» **Direction**:
Beneath this task is a listing. State how many of its lines include the string "努力提高服务质量", giving nothing but the number.

» **Data excerpts**:
>>>>
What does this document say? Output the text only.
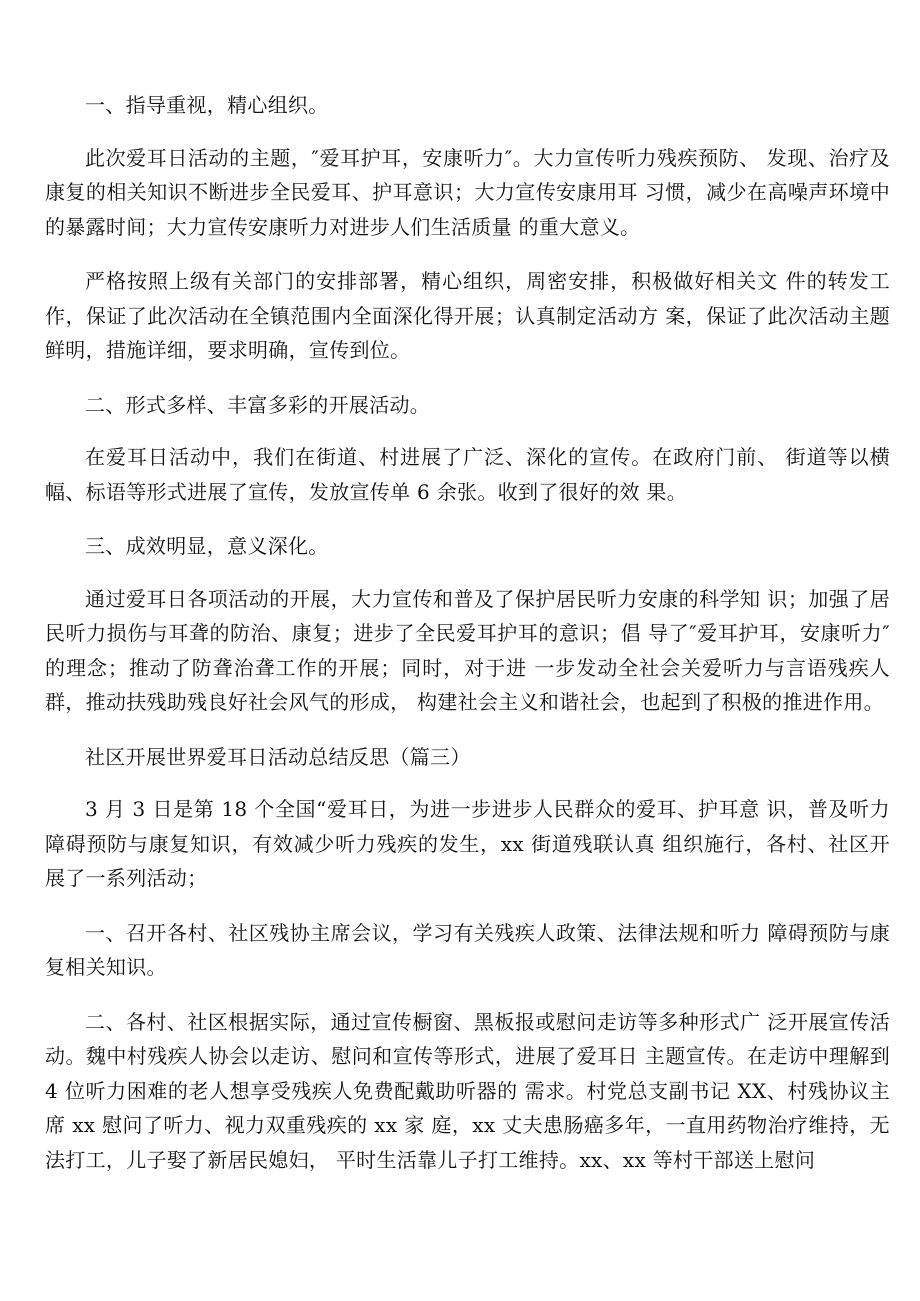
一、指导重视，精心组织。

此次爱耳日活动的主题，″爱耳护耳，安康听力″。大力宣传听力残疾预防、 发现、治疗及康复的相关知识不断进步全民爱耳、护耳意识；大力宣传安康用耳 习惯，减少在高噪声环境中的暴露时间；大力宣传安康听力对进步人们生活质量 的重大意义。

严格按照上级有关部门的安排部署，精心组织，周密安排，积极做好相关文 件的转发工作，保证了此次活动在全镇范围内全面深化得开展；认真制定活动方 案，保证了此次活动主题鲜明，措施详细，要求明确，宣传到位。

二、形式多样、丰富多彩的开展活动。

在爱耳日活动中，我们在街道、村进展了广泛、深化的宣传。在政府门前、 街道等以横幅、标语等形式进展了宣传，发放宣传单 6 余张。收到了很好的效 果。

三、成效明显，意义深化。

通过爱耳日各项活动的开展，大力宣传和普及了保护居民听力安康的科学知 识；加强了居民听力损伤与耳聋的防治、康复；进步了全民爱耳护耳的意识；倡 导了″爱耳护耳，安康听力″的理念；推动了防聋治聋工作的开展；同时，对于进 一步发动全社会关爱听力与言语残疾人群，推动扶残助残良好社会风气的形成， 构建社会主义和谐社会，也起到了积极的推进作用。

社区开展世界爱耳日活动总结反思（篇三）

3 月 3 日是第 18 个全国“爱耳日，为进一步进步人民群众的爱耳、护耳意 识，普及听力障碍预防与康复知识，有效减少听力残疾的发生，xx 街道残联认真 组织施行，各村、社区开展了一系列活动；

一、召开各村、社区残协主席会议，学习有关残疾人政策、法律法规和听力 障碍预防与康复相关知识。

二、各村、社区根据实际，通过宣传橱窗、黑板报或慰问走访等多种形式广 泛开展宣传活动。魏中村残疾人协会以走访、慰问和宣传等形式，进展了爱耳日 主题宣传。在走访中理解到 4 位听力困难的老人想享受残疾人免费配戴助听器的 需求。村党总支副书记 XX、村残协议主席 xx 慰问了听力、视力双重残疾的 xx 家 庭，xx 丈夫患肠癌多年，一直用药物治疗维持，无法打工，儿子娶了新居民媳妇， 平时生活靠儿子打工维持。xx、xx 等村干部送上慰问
<<<<
>>>>
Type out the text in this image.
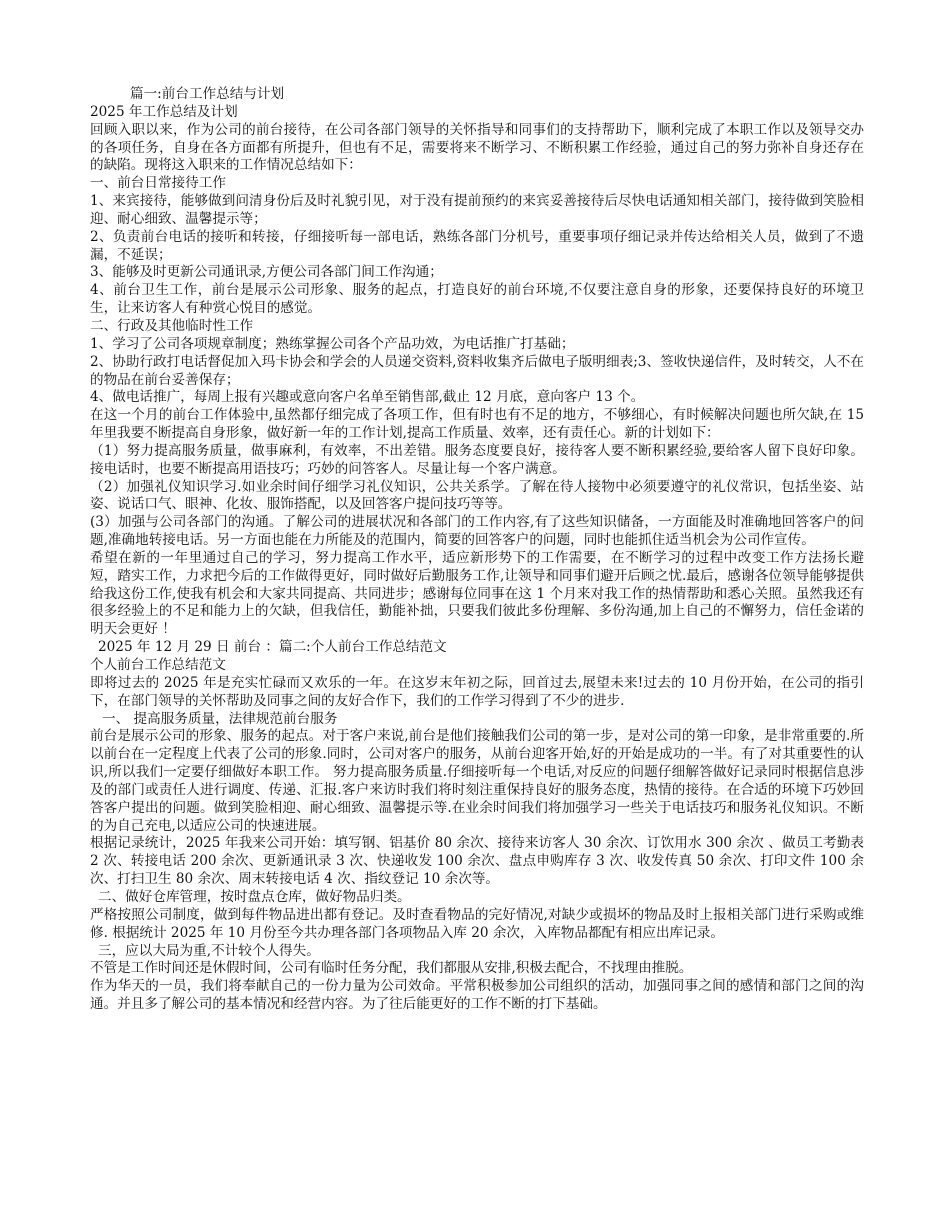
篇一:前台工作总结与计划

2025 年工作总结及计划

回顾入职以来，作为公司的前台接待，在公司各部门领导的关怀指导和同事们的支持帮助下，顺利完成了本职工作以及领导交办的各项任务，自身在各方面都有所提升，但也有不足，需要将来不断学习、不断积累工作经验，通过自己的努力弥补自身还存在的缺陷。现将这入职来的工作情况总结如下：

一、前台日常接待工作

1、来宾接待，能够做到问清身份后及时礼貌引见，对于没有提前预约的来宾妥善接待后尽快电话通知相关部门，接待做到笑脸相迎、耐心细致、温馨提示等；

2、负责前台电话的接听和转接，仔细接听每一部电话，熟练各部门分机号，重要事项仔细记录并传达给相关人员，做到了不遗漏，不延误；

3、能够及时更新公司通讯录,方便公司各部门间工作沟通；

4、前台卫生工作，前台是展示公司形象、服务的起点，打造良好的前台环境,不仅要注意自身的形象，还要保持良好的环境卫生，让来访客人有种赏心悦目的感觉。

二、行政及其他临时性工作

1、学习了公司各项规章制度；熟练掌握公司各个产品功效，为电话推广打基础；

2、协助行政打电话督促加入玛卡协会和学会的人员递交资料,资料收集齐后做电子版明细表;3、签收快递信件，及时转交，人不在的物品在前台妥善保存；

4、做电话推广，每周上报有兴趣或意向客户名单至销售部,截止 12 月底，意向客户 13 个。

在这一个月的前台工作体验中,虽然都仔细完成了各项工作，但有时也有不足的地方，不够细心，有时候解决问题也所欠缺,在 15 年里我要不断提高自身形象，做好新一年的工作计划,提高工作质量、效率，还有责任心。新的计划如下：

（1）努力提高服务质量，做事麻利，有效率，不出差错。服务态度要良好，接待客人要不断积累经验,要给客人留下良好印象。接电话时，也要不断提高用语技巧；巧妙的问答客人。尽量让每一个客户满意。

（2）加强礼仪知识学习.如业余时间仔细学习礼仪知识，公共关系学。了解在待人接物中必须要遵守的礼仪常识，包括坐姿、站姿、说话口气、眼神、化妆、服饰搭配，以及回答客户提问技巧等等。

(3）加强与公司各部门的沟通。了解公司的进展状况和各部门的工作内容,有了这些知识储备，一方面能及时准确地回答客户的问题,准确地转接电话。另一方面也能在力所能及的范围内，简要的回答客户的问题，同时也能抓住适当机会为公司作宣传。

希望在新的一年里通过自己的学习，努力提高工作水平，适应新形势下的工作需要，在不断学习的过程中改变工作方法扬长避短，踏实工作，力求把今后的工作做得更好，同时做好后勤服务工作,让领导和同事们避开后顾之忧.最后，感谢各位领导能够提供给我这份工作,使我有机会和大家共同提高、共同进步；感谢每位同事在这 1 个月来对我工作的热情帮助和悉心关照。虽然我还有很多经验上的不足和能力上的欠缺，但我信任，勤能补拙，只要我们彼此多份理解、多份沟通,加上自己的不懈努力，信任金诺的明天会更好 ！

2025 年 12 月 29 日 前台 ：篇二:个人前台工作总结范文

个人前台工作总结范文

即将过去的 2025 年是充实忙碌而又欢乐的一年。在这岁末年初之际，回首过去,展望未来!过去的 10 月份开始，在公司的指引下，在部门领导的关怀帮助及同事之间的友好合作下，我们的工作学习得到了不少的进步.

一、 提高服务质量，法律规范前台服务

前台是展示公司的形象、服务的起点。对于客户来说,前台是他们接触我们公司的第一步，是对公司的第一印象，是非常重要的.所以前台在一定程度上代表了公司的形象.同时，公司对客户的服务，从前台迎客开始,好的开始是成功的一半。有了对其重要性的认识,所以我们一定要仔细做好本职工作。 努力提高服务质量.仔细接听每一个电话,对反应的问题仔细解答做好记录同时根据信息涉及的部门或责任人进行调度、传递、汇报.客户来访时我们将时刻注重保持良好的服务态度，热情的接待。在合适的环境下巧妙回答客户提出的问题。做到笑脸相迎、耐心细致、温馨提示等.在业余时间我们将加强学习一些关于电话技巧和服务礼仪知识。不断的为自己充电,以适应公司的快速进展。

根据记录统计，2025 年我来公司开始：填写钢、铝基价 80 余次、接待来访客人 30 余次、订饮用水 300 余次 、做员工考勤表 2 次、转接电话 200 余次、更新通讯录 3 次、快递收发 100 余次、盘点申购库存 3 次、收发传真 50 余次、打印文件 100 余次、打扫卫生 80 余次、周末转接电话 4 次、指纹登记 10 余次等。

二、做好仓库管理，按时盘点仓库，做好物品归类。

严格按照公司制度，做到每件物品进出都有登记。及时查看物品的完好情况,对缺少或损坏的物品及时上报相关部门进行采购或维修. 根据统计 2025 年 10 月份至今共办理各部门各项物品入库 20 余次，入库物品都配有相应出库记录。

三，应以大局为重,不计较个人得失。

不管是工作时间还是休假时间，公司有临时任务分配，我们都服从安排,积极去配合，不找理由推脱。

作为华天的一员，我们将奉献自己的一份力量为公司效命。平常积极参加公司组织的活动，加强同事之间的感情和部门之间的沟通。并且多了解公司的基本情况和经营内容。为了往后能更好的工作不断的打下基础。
<<<<
» **Written answer**:
2